──────── Input data

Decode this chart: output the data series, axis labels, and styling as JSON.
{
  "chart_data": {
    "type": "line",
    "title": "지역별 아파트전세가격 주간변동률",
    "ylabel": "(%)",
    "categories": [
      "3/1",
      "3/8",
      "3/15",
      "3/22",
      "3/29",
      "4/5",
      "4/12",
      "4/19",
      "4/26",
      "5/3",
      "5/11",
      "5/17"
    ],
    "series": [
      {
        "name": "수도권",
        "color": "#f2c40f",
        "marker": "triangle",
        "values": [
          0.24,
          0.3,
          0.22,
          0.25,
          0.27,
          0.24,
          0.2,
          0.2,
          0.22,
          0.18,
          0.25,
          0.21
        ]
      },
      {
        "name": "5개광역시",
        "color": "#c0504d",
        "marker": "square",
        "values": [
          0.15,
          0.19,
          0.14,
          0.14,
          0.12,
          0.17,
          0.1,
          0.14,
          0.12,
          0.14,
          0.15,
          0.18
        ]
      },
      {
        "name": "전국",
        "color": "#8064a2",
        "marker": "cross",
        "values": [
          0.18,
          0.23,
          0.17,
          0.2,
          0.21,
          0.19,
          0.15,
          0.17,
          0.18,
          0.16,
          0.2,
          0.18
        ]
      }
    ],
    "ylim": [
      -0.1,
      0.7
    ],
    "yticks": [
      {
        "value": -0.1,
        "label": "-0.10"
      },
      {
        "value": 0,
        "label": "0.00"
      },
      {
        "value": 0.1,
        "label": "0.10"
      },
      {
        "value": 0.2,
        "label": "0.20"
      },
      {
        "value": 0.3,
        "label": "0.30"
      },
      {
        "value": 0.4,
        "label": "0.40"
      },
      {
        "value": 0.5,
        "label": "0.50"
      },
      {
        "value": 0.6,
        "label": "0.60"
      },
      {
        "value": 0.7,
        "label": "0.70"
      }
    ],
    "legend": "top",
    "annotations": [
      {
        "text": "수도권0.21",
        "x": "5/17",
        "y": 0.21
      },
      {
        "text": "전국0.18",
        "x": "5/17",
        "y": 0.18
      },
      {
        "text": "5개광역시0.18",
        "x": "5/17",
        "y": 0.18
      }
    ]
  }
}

────────────────

**Exercise aim:** Look through the listing above. Pick out each line with "series" and copy it.

**Response for this exercise:**
Decode this chart: output the data series, axis labels, and styling as JSON.
    "series": [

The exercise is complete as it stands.